Please write out the rows word for word, from the first line up to and including the line with "journal-title: THE CANADA".

Data shown =
--- --- ---

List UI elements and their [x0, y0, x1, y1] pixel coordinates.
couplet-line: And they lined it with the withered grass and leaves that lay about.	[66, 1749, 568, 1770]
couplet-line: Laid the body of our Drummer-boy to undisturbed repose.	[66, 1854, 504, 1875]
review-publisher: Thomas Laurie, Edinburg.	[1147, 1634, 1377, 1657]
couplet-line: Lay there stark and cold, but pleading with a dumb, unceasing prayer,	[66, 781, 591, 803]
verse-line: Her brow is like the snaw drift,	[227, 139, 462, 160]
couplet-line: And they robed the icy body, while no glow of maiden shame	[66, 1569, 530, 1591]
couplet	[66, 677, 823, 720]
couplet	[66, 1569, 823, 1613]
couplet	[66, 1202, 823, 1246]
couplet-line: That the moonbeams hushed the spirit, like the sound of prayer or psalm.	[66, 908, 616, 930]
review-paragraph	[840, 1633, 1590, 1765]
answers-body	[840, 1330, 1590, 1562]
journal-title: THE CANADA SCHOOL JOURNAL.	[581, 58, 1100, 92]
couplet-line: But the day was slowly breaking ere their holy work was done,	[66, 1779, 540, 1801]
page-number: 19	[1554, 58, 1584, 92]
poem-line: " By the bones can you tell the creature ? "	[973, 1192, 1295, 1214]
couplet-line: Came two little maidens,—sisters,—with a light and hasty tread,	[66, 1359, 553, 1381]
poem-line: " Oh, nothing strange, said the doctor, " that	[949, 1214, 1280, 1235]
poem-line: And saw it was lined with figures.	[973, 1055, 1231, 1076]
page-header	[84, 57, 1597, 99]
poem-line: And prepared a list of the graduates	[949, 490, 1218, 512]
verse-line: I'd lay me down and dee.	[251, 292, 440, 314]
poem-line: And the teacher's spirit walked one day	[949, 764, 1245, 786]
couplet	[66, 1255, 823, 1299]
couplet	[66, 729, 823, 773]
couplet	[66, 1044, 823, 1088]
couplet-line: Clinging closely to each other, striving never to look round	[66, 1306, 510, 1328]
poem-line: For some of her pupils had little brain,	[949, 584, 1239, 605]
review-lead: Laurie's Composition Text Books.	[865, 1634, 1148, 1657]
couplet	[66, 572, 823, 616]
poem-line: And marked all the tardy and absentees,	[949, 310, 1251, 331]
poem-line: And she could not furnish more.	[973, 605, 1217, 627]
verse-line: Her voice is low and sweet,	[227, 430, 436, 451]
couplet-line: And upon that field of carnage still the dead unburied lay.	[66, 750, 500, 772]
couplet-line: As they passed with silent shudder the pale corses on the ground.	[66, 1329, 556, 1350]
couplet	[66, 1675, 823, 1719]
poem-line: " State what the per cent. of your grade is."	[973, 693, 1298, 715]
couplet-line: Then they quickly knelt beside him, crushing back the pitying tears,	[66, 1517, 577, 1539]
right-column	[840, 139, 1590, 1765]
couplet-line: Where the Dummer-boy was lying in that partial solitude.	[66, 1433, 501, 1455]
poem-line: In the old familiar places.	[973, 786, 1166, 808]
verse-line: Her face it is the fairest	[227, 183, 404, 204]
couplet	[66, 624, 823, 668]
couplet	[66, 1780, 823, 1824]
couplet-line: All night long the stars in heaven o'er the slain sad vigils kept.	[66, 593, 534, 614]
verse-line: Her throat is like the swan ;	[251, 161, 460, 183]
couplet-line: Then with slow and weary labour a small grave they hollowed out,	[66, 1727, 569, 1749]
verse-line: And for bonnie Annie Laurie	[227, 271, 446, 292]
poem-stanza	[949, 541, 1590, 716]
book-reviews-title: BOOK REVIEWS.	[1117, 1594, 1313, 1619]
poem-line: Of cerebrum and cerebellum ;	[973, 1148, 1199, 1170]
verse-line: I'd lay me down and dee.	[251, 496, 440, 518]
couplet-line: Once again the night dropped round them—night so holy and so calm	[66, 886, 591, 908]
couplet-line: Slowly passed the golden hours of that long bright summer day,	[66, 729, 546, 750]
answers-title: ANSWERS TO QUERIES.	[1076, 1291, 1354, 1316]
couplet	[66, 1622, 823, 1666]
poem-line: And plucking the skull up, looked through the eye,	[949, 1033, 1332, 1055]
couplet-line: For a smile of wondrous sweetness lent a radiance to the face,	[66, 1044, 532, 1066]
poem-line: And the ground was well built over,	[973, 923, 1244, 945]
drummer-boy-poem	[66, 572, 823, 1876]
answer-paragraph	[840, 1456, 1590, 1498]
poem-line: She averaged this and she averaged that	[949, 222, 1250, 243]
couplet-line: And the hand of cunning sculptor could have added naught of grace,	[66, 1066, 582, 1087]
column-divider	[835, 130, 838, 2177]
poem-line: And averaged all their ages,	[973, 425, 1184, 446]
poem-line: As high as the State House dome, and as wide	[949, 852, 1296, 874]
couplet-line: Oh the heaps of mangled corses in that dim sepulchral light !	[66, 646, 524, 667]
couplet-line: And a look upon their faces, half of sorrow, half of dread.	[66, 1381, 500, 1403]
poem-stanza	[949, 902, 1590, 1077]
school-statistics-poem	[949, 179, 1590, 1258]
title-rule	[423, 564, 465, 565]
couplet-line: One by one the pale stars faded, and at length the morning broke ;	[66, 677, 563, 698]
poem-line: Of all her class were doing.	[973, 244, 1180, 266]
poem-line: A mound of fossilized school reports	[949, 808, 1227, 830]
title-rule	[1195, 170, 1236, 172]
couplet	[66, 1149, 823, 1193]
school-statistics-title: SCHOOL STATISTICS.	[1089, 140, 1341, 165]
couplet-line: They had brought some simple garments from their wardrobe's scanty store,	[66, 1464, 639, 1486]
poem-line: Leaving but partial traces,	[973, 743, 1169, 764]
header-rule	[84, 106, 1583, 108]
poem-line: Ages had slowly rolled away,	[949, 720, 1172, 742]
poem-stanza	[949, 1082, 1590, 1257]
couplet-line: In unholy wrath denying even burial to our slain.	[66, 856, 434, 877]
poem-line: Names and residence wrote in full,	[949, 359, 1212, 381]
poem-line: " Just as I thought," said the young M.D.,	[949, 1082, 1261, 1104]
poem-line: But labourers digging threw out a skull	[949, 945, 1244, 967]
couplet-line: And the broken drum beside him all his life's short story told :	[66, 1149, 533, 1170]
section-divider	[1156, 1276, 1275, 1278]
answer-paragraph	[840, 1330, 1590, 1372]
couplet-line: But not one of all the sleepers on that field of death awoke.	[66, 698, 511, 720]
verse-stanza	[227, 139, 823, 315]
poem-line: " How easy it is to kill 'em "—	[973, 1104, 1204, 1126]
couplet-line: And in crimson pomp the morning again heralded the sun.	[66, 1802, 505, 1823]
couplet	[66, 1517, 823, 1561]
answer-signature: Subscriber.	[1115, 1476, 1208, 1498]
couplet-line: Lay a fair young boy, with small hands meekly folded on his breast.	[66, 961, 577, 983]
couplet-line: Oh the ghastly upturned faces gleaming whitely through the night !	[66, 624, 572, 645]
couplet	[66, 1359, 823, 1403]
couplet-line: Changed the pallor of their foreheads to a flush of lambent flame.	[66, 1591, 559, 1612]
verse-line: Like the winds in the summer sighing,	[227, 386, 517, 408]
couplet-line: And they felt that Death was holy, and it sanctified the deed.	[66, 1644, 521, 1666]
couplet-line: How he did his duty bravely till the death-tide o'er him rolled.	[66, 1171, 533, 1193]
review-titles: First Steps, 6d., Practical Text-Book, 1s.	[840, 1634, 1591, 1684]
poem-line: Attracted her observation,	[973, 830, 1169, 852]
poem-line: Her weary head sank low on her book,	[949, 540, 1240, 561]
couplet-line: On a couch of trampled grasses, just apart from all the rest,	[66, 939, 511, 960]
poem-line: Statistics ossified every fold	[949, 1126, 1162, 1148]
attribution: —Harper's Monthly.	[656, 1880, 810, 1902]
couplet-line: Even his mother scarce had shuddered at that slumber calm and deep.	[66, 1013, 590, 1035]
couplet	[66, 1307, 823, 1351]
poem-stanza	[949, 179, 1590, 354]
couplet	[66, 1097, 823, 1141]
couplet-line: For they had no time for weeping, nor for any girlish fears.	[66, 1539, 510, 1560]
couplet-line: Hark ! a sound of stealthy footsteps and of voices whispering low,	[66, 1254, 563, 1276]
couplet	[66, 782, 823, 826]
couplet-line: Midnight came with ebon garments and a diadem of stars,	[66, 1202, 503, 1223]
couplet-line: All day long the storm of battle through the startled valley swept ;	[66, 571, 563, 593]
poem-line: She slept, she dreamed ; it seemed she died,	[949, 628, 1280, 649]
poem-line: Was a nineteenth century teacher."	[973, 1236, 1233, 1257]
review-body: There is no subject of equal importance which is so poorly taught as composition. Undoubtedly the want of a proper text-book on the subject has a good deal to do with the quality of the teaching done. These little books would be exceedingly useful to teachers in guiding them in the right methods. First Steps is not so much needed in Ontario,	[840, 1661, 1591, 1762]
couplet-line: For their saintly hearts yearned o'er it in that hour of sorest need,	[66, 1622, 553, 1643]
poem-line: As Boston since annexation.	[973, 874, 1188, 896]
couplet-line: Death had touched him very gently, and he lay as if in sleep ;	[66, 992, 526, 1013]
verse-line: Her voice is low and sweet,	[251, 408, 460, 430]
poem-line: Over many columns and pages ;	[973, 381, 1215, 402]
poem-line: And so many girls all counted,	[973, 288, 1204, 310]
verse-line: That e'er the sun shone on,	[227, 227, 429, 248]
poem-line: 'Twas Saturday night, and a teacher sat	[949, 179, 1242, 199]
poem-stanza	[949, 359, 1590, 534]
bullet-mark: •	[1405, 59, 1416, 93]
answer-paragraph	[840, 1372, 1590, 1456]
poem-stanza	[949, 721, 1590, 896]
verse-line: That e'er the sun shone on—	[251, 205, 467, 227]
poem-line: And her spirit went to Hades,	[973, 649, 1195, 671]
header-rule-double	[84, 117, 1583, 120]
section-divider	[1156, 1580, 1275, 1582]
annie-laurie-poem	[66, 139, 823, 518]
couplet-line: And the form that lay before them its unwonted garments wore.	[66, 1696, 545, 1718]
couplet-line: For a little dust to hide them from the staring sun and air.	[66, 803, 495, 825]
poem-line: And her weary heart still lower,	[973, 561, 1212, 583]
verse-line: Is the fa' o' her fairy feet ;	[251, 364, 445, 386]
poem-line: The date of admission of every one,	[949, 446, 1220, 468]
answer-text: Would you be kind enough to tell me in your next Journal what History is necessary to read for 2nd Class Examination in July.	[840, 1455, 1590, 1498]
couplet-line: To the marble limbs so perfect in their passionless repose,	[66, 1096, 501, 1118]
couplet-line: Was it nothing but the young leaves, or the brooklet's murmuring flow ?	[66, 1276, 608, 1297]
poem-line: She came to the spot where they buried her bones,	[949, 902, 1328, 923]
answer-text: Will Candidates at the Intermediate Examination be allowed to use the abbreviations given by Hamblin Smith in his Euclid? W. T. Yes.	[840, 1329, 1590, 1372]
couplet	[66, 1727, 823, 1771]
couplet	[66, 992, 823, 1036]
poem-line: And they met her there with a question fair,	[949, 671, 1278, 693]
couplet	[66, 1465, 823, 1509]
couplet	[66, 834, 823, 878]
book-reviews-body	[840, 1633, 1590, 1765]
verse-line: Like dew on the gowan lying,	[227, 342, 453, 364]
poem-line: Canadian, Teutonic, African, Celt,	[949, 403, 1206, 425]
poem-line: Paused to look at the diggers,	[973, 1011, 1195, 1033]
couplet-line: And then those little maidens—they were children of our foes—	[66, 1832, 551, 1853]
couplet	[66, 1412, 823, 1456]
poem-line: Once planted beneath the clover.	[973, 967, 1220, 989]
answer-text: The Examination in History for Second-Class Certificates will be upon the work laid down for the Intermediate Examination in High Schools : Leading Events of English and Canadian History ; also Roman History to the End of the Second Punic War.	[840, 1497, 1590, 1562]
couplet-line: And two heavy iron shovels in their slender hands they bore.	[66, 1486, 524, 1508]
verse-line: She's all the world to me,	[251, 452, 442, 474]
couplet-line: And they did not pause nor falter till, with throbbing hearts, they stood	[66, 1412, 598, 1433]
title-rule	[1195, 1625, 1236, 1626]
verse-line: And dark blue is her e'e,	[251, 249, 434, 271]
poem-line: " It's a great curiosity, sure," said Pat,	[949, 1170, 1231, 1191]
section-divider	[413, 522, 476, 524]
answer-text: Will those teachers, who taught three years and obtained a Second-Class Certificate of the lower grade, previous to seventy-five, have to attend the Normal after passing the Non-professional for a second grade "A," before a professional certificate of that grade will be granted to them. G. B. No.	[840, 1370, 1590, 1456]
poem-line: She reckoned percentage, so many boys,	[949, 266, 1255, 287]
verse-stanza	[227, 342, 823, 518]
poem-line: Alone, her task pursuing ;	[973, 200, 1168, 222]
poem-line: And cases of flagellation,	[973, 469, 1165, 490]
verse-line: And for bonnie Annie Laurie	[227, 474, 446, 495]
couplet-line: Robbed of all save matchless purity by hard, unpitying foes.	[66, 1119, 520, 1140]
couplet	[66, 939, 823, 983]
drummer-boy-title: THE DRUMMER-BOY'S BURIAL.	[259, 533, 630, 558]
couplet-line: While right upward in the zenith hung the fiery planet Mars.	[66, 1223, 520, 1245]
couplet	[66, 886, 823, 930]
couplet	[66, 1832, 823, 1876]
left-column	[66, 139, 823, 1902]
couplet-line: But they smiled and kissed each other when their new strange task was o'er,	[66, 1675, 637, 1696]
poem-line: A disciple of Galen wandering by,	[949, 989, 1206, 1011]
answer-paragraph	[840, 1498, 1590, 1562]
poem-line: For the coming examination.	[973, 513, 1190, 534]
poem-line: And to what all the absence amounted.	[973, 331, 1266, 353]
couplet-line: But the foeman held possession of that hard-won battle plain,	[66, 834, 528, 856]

--- --- ---

Exercise response =
List UI elements and their [x0, y0, x1, y1] pixel coordinates.
couplet-line: And they lined it with the withered grass and leaves that lay about.	[66, 1749, 568, 1770]
couplet-line: Laid the body of our Drummer-boy to undisturbed repose.	[66, 1854, 504, 1875]
review-publisher: Thomas Laurie, Edinburg.	[1147, 1634, 1377, 1657]
couplet-line: Lay there stark and cold, but pleading with a dumb, unceasing prayer,	[66, 781, 591, 803]
verse-line: Her brow is like the snaw drift,	[227, 139, 462, 160]
couplet-line: And they robed the icy body, while no glow of maiden shame	[66, 1569, 530, 1591]
couplet	[66, 677, 823, 720]
couplet	[66, 1569, 823, 1613]
couplet	[66, 1202, 823, 1246]
couplet-line: That the moonbeams hushed the spirit, like the sound of prayer or psalm.	[66, 908, 616, 930]
review-paragraph	[840, 1633, 1590, 1765]
answers-body	[840, 1330, 1590, 1562]
journal-title: THE CANADA SCHOOL JOURNAL.	[581, 58, 1100, 92]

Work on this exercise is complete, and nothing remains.